(Records contained in a dataset)
+--
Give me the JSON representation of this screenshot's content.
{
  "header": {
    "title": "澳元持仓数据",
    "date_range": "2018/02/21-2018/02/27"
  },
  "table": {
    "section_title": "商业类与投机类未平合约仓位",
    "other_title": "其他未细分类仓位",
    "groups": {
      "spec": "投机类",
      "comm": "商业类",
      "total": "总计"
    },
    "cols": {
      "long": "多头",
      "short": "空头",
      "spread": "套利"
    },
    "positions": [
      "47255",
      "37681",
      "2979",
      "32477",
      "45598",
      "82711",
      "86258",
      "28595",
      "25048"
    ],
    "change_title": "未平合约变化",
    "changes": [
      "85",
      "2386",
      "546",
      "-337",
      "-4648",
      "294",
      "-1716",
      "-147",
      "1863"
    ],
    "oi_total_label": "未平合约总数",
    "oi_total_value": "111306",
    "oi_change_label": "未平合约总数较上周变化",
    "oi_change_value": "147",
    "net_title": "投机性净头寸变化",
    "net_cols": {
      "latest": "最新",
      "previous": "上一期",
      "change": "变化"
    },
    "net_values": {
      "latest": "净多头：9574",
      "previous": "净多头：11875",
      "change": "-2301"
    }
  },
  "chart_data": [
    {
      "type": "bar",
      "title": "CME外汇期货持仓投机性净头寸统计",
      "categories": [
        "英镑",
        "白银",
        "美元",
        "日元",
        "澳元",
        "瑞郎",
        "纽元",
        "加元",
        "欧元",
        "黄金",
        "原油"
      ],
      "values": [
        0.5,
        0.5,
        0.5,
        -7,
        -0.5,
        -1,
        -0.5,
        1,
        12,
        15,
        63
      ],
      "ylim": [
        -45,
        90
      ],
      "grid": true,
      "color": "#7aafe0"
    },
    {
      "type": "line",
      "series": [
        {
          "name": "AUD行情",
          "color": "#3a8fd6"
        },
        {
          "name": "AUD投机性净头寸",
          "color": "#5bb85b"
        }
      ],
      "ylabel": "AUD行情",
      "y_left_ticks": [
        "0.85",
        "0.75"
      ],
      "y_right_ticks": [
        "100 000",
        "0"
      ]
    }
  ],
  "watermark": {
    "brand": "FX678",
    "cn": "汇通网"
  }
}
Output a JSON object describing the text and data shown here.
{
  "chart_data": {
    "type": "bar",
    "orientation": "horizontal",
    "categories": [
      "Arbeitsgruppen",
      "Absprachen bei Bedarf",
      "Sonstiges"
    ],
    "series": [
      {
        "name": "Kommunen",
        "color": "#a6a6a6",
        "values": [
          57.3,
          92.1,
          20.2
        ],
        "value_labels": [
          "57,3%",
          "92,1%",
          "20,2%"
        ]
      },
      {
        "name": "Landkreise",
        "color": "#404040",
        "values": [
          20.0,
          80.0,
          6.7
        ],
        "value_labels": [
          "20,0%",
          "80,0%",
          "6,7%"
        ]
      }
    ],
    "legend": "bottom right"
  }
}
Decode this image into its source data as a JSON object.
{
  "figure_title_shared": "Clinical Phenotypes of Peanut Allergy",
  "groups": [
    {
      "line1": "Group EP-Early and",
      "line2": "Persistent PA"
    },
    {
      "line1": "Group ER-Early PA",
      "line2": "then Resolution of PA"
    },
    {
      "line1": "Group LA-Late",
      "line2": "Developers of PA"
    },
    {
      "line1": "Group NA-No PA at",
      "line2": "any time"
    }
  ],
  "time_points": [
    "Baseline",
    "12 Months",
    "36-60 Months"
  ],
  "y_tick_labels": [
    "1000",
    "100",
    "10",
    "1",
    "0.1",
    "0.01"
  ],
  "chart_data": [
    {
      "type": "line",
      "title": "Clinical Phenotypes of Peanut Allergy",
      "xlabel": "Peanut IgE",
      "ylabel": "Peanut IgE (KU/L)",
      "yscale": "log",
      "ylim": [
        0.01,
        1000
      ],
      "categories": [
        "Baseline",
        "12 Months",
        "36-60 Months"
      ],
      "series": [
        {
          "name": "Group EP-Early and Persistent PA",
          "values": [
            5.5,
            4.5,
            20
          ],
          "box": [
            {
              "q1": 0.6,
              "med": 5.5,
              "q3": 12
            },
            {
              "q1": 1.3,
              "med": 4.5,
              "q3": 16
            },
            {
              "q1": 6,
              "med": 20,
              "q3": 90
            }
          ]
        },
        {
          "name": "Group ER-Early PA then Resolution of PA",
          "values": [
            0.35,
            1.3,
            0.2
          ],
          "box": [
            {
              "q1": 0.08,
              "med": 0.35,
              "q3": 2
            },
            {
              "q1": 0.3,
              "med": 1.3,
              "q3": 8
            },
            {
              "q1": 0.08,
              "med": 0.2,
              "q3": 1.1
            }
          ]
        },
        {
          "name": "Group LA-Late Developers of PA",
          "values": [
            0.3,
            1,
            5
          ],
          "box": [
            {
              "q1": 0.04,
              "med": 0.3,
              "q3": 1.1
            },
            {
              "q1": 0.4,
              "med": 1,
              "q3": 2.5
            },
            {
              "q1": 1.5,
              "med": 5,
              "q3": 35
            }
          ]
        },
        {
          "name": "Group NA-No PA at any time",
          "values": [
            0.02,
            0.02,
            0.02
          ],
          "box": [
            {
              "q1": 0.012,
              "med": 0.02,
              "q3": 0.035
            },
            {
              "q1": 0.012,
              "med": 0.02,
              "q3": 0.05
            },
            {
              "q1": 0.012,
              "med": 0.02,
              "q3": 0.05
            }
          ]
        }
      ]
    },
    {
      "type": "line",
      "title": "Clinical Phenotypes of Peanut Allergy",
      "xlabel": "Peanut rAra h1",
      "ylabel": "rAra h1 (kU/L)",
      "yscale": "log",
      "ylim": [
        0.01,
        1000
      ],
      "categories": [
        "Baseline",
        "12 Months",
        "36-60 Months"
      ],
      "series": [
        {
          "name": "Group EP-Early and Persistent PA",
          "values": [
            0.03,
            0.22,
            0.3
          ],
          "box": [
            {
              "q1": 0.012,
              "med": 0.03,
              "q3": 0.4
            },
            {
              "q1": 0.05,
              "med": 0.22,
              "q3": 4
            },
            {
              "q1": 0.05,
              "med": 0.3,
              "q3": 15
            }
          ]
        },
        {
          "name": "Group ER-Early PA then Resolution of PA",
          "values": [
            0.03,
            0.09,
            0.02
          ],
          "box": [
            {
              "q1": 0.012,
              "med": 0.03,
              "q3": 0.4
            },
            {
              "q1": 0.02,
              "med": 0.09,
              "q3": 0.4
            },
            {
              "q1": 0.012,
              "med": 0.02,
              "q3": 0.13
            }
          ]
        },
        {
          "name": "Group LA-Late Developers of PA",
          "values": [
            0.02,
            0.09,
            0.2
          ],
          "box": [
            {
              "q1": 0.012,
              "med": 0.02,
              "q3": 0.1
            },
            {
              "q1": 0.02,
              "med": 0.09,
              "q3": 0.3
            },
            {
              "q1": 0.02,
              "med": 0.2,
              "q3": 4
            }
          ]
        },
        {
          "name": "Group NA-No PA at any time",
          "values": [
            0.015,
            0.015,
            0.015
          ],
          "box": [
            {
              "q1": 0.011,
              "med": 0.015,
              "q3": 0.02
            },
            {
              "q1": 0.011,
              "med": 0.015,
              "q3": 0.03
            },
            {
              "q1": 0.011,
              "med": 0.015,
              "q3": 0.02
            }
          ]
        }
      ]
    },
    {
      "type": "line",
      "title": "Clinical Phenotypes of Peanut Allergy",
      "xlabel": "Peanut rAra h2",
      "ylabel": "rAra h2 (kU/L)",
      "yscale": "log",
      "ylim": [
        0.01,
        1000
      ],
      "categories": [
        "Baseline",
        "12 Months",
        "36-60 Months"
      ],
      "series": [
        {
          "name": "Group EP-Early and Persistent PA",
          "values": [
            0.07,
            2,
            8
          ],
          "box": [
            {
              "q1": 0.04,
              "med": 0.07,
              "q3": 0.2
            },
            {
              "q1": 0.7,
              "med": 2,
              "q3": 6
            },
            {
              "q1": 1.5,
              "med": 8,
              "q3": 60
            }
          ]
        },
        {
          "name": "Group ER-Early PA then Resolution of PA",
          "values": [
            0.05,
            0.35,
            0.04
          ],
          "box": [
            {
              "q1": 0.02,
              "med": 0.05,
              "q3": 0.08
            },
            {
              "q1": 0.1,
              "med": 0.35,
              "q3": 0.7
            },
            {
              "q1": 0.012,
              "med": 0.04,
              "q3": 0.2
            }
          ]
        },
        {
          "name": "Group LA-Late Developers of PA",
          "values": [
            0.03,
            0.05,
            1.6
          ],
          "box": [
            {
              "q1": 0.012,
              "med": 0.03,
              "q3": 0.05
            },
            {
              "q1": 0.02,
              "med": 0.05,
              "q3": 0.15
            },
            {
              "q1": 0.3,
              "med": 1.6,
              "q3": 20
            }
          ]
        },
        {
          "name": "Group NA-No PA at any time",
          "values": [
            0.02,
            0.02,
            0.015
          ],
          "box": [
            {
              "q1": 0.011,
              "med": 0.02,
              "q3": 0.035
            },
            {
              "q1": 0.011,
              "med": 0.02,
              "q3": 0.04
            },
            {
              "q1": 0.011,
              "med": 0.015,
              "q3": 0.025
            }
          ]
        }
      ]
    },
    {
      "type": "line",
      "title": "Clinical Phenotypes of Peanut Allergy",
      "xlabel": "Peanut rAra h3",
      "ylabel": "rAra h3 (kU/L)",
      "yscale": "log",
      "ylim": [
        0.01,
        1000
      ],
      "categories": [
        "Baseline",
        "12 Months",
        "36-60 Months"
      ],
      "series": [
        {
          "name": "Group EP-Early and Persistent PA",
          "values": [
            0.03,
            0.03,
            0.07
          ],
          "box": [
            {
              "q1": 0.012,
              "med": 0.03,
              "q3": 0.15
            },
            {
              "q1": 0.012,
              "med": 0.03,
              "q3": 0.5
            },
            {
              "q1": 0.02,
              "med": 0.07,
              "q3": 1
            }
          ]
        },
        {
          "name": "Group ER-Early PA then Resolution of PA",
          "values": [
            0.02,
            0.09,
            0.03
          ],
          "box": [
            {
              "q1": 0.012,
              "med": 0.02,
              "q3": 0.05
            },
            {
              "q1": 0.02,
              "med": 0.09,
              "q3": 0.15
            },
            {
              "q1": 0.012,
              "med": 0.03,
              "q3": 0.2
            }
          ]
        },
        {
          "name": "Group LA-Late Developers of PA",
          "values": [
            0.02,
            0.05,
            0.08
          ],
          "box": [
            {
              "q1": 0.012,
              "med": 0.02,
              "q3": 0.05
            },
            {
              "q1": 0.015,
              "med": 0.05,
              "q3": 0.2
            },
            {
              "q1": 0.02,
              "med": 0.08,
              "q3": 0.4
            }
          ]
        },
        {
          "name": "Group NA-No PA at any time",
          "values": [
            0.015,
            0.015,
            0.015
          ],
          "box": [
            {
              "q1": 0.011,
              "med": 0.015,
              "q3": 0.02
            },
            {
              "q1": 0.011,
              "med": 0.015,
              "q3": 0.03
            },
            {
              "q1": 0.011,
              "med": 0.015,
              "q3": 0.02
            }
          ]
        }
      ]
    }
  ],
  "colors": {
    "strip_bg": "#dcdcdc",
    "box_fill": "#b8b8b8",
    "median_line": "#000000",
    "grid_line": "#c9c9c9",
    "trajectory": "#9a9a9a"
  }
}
+--
• Stated goal: Gather up the lines that contain the word "object".

• Full solution:
Output a JSON object describing the text and data shown here.
Decode this image into its source data as a JSON object.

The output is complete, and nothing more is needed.